#### Supplied information

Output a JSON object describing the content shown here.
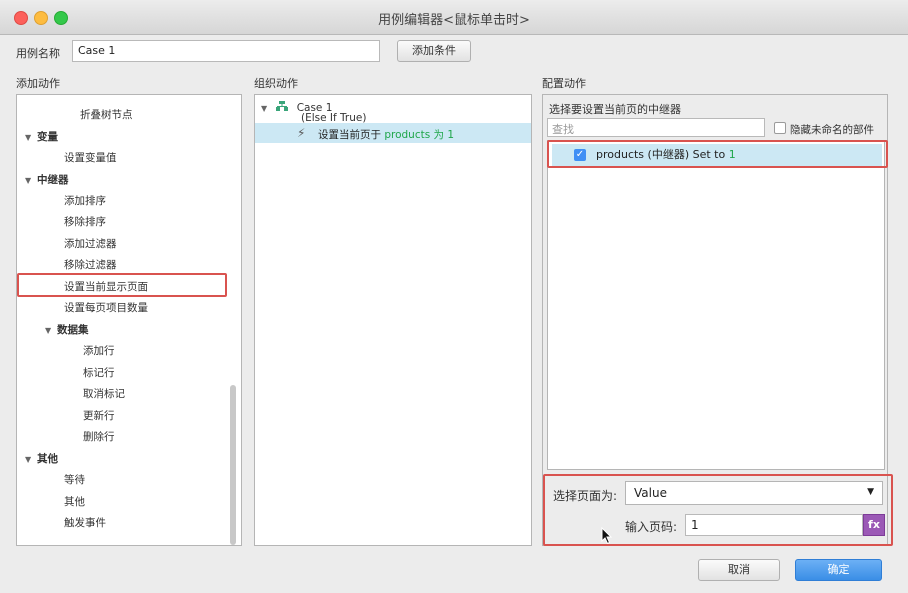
{
  "window": {
    "title": "用例编辑器<鼠标单击时>"
  },
  "case_name": {
    "label": "用例名称",
    "value": "Case 1",
    "add_condition": "添加条件"
  },
  "sections": {
    "add_actions": "添加动作",
    "organize_actions": "组织动作",
    "configure_actions": "配置动作"
  },
  "add_tree": {
    "items": [
      {
        "label": "折叠树节点"
      },
      {
        "label": "变量"
      },
      {
        "label": "设置变量值"
      },
      {
        "label": "中继器"
      },
      {
        "label": "添加排序"
      },
      {
        "label": "移除排序"
      },
      {
        "label": "添加过滤器"
      },
      {
        "label": "移除过滤器"
      },
      {
        "label": "设置当前显示页面"
      },
      {
        "label": "设置每页项目数量"
      },
      {
        "label": "数据集"
      },
      {
        "label": "添加行"
      },
      {
        "label": "标记行"
      },
      {
        "label": "取消标记"
      },
      {
        "label": "更新行"
      },
      {
        "label": "删除行"
      },
      {
        "label": "其他"
      },
      {
        "label": "等待"
      },
      {
        "label": "其他"
      },
      {
        "label": "触发事件"
      }
    ]
  },
  "organize": {
    "case_title": "Case 1",
    "case_condition": "(Else If True)",
    "action_prefix": "设置当前页于 ",
    "action_target": "products 为 1"
  },
  "configure": {
    "heading": "选择要设置当前页的中继器",
    "search_placeholder": "查找",
    "hide_unnamed": "隐藏未命名的部件",
    "repeater_item": "products (中继器) Set to ",
    "repeater_value": "1",
    "select_page_label": "选择页面为:",
    "select_page_value": "Value",
    "page_number_label": "输入页码:",
    "page_number_value": "1",
    "fx_label": "fx"
  },
  "footer": {
    "cancel": "取消",
    "ok": "确定"
  },
  "icons": {
    "expanded": "triangle-down-icon",
    "case": "case-node-icon",
    "action": "lightning-icon",
    "dropdown": "dropdown-arrow-icon",
    "cursor": "mouse-pointer-icon"
  },
  "colors": {
    "accent": "#4a90e2",
    "highlight": "#cce8f4",
    "annotation": "#d9534f",
    "value_green": "#1fa64a",
    "fx_purple": "#9b59b6"
  }
}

########

| Written exercise |
Set every line down exactly as written, leaving each picture out.

| Task output |
Output a JSON object describing the content shown here.
{
  "window": {
    "title": "用例编辑器<鼠标单击时>"
  },
  "case_name": {
    "label": "用例名称",
    "value": "Case 1",
    "add_condition": "添加条件"
  },
  "sections": {
    "add_actions": "添加动作",
    "organize_actions": "组织动作",
    "configure_actions": "配置动作"
  },
  "add_tree": {
    "items": [
      {
        "label": "折叠树节点"
      },
      {
        "label": "变量"
      },
      {
        "label": "设置变量值"
      },
      {
        "label": "中继器"
      },
      {
        "label": "添加排序"
      },
      {
        "label": "移除排序"
      },
      {
        "label": "添加过滤器"
      },
      {
        "label": "移除过滤器"
      },
      {
        "label": "设置当前显示页面"
      },
      {
        "label": "设置每页项目数量"
      },
      {
        "label": "数据集"
      },
      {
        "label": "添加行"
      },
      {
        "label": "标记行"
      },
      {
        "label": "取消标记"
      },
      {
        "label": "更新行"
      },
      {
        "label": "删除行"
      },
      {
        "label": "其他"
      },
      {
        "label": "等待"
      },
      {
        "label": "其他"
      },
      {
        "label": "触发事件"
      }
    ]
  },
  "organize": {
    "case_title": "Case 1",
    "case_condition": "(Else If True)",
    "action_prefix": "设置当前页于 ",
    "action_target": "products 为 1"
  },
  "configure": {
    "heading": "选择要设置当前页的中继器",
    "search_placeholder": "查找",
    "hide_unnamed": "隐藏未命名的部件",
    "repeater_item": "products (中继器) Set to ",
    "repeater_value": "1",
    "select_page_label": "选择页面为:",
    "select_page_value": "Value",
    "page_number_label": "输入页码:",
    "page_number_value": "1",
    "fx_label": "fx"
  },
  "footer": {
    "cancel": "取消",
    "ok": "确定"
  },
  "icons": {
    "expanded": "triangle-down-icon",
    "case": "case-node-icon",
    "action": "lightning-icon",
    "dropdown": "dropdown-arrow-icon",
    "cursor": "mouse-pointer-icon"
  },
  "colors": {
    "accent": "#4a90e2",
    "highlight": "#cce8f4",
    "annotation": "#d9534f",
    "value_green": "#1fa64a",
    "fx_purple": "#9b59b6"
  }
}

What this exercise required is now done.